# TO BE DONE:
Quote the whole listing word for word, please.

--- START SOURCE RECORDS ---

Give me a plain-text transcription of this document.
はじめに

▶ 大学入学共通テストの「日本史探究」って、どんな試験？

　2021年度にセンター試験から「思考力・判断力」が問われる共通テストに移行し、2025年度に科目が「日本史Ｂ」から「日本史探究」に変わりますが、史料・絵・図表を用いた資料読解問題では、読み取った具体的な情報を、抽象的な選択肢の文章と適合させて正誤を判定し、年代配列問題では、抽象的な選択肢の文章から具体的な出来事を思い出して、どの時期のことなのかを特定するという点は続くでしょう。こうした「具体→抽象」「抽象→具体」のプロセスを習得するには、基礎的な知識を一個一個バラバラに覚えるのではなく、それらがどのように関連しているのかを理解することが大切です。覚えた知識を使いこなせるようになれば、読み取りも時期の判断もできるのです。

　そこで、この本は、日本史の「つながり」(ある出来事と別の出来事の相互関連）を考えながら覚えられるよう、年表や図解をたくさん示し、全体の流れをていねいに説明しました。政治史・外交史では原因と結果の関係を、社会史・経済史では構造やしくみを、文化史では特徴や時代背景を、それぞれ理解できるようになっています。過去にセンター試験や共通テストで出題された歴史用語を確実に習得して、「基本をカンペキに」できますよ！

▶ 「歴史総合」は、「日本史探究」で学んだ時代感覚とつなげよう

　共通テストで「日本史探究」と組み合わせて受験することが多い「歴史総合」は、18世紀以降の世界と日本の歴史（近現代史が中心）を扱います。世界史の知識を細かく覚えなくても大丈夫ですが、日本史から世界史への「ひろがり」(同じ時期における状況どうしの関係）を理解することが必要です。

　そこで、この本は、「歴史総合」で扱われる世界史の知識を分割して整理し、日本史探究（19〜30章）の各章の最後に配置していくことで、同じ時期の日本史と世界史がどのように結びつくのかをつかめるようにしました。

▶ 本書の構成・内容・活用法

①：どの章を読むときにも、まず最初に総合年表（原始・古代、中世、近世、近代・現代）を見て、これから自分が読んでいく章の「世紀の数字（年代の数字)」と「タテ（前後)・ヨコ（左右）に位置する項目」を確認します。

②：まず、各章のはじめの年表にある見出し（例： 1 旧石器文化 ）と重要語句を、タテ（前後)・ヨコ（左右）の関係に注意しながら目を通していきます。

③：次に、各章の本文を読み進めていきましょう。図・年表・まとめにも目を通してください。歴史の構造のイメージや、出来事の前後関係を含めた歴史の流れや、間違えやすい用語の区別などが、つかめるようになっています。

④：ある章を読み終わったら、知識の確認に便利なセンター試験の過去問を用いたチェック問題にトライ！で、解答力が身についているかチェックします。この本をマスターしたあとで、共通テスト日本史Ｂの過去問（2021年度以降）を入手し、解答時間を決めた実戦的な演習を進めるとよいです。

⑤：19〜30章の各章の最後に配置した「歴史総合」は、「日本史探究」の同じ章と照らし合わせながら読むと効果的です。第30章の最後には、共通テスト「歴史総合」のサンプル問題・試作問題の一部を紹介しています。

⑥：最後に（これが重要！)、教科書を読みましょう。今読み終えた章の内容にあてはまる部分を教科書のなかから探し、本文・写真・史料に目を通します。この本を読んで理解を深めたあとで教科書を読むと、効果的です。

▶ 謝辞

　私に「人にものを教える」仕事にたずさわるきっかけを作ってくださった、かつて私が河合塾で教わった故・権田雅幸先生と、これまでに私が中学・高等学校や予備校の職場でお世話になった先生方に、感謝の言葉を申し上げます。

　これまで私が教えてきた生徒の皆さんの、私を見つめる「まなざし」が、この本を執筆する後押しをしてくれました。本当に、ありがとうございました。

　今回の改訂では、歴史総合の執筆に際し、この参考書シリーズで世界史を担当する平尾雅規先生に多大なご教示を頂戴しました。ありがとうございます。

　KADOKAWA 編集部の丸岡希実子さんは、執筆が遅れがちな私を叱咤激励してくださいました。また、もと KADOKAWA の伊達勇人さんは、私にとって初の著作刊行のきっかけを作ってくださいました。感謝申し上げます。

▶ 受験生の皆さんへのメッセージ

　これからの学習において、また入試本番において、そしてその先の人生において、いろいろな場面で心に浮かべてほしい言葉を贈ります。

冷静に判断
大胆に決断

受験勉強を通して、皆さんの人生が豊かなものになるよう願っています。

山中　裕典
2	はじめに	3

--- END SOURCE RECORDS ---

# FINAL RESULT:
Give me a plain-text transcription of this document.
はじめに

▶ 大学入学共通テストの「日本史探究」って、どんな試験？

　2021年度にセンター試験から「思考力・判断力」が問われる共通テストに移行し、2025年度に科目が「日本史Ｂ」から「日本史探究」に変わりますが、史料・絵・図表を用いた資料読解問題では、読み取った具体的な情報を、抽象的な選択肢の文章と適合させて正誤を判定し、年代配列問題では、抽象的な選択肢の文章から具体的な出来事を思い出して、どの時期のことなのかを特定するという点は続くでしょう。こうした「具体→抽象」「抽象→具体」のプロセスを習得するには、基礎的な知識を一個一個バラバラに覚えるのではなく、それらがどのように関連しているのかを理解することが大切です。覚えた知識を使いこなせるようになれば、読み取りも時期の判断もできるのです。

　そこで、この本は、日本史の「つながり」(ある出来事と別の出来事の相互関連）を考えながら覚えられるよう、年表や図解をたくさん示し、全体の流れをていねいに説明しました。政治史・外交史では原因と結果の関係を、社会史・経済史では構造やしくみを、文化史では特徴や時代背景を、それぞれ理解できるようになっています。過去にセンター試験や共通テストで出題された歴史用語を確実に習得して、「基本をカンペキに」できますよ！

▶ 「歴史総合」は、「日本史探究」で学んだ時代感覚とつなげよう

　共通テストで「日本史探究」と組み合わせて受験することが多い「歴史総合」は、18世紀以降の世界と日本の歴史（近現代史が中心）を扱います。世界史の知識を細かく覚えなくても大丈夫ですが、日本史から世界史への「ひろがり」(同じ時期における状況どうしの関係）を理解することが必要です。

　そこで、この本は、「歴史総合」で扱われる世界史の知識を分割して整理し、日本史探究（19〜30章）の各章の最後に配置していくことで、同じ時期の日本史と世界史がどのように結びつくのかをつかめるようにしました。

▶ 本書の構成・内容・活用法

①：どの章を読むときにも、まず最初に総合年表（原始・古代、中世、近世、近代・現代）を見て、これから自分が読んでいく章の「世紀の数字（年代の数字)」と「タテ（前後)・ヨコ（左右）に位置する項目」を確認します。

②：まず、各章のはじめの年表にある見出し（例： 1 旧石器文化 ）と重要語句を、タテ（前後)・ヨコ（左右）の関係に注意しながら目を通していきます。

③：次に、各章の本文を読み進めていきましょう。図・年表・まとめにも目を通してください。歴史の構造のイメージや、出来事の前後関係を含めた歴史の流れや、間違えやすい用語の区別などが、つかめるようになっています。

④：ある章を読み終わったら、知識の確認に便利なセンター試験の過去問を用いたチェック問題にトライ！で、解答力が身についているかチェックします。この本をマスターしたあとで、共通テスト日本史Ｂの過去問（2021年度以降）を入手し、解答時間を決めた実戦的な演習を進めるとよいです。

⑤：19〜30章の各章の最後に配置した「歴史総合」は、「日本史探究」の同じ章と照らし合わせながら読むと効果的です。第30章の最後には、共通テスト「歴史総合」のサンプル問題・試作問題の一部を紹介しています。

⑥：最後に（これが重要！)、教科書を読みましょう。今読み終えた章の内容にあてはまる部分を教科書のなかから探し、本文・写真・史料に目を通します。この本を読んで理解を深めたあとで教科書を読むと、効果的です。

▶ 謝辞

　私に「人にものを教える」仕事にたずさわるきっかけを作ってくださった、かつて私が河合塾で教わった故・権田雅幸先生と、これまでに私が中学・高等学校や予備校の職場でお世話になった先生方に、感謝の言葉を申し上げます。

　これまで私が教えてきた生徒の皆さんの、私を見つめる「まなざし」が、この本を執筆する後押しをしてくれました。本当に、ありがとうございました。

　今回の改訂では、歴史総合の執筆に際し、この参考書シリーズで世界史を担当する平尾雅規先生に多大なご教示を頂戴しました。ありがとうございます。

　KADOKAWA 編集部の丸岡希実子さんは、執筆が遅れがちな私を叱咤激励してくださいました。また、もと KADOKAWA の伊達勇人さんは、私にとって初の著作刊行のきっかけを作ってくださいました。感謝申し上げます。

▶ 受験生の皆さんへのメッセージ

　これからの学習において、また入試本番において、そしてその先の人生において、いろいろな場面で心に浮かべてほしい言葉を贈ります。

冷静に判断
大胆に決断

受験勉強を通して、皆さんの人生が豊かなものになるよう願っています。

山中　裕典
2	はじめに	3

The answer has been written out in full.